## [DIRECTIONS]
Repeat every line of the material, character for character.

## [SUPPLIED ENTRIES]
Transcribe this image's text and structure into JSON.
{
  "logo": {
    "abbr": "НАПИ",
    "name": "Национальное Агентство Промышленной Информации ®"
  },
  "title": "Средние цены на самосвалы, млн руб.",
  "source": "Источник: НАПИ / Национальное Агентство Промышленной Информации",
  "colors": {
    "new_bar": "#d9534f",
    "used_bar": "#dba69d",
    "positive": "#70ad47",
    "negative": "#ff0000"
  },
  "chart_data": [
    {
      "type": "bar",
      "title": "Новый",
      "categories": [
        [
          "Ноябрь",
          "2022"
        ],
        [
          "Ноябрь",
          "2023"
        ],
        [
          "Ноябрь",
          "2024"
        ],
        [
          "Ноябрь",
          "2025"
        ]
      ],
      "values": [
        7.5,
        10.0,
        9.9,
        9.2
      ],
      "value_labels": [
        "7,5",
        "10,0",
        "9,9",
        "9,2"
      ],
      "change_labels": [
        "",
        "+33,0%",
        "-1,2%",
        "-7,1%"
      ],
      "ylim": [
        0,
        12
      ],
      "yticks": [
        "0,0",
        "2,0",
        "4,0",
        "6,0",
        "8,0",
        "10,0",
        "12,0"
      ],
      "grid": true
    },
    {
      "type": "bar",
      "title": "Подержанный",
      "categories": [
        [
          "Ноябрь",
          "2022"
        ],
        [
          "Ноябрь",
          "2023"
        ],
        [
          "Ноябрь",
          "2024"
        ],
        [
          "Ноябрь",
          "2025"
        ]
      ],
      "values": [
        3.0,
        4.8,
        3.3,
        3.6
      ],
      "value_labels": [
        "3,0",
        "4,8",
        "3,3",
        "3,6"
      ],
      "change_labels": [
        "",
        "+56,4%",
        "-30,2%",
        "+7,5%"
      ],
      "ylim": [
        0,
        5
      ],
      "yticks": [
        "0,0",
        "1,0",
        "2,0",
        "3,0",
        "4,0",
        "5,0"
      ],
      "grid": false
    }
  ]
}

## [ANSWER TO THE EXERCISE]
Transcribe this image's text and structure into JSON.
{
  "logo": {
    "abbr": "НАПИ",
    "name": "Национальное Агентство Промышленной Информации ®"
  },
  "title": "Средние цены на самосвалы, млн руб.",
  "source": "Источник: НАПИ / Национальное Агентство Промышленной Информации",
  "colors": {
    "new_bar": "#d9534f",
    "used_bar": "#dba69d",
    "positive": "#70ad47",
    "negative": "#ff0000"
  },
  "chart_data": [
    {
      "type": "bar",
      "title": "Новый",
      "categories": [
        [
          "Ноябрь",
          "2022"
        ],
        [
          "Ноябрь",
          "2023"
        ],
        [
          "Ноябрь",
          "2024"
        ],
        [
          "Ноябрь",
          "2025"
        ]
      ],
      "values": [
        7.5,
        10.0,
        9.9,
        9.2
      ],
      "value_labels": [
        "7,5",
        "10,0",
        "9,9",
        "9,2"
      ],
      "change_labels": [
        "",
        "+33,0%",
        "-1,2%",
        "-7,1%"
      ],
      "ylim": [
        0,
        12
      ],
      "yticks": [
        "0,0",
        "2,0",
        "4,0",
        "6,0",
        "8,0",
        "10,0",
        "12,0"
      ],
      "grid": true
    },
    {
      "type": "bar",
      "title": "Подержанный",
      "categories": [
        [
          "Ноябрь",
          "2022"
        ],
        [
          "Ноябрь",
          "2023"
        ],
        [
          "Ноябрь",
          "2024"
        ],
        [
          "Ноябрь",
          "2025"
        ]
      ],
      "values": [
        3.0,
        4.8,
        3.3,
        3.6
      ],
      "value_labels": [
        "3,0",
        "4,8",
        "3,3",
        "3,6"
      ],
      "change_labels": [
        "",
        "+56,4%",
        "-30,2%",
        "+7,5%"
      ],
      "ylim": [
        0,
        5
      ],
      "yticks": [
        "0,0",
        "1,0",
        "2,0",
        "3,0",
        "4,0",
        "5,0"
      ],
      "grid": false
    }
  ]
}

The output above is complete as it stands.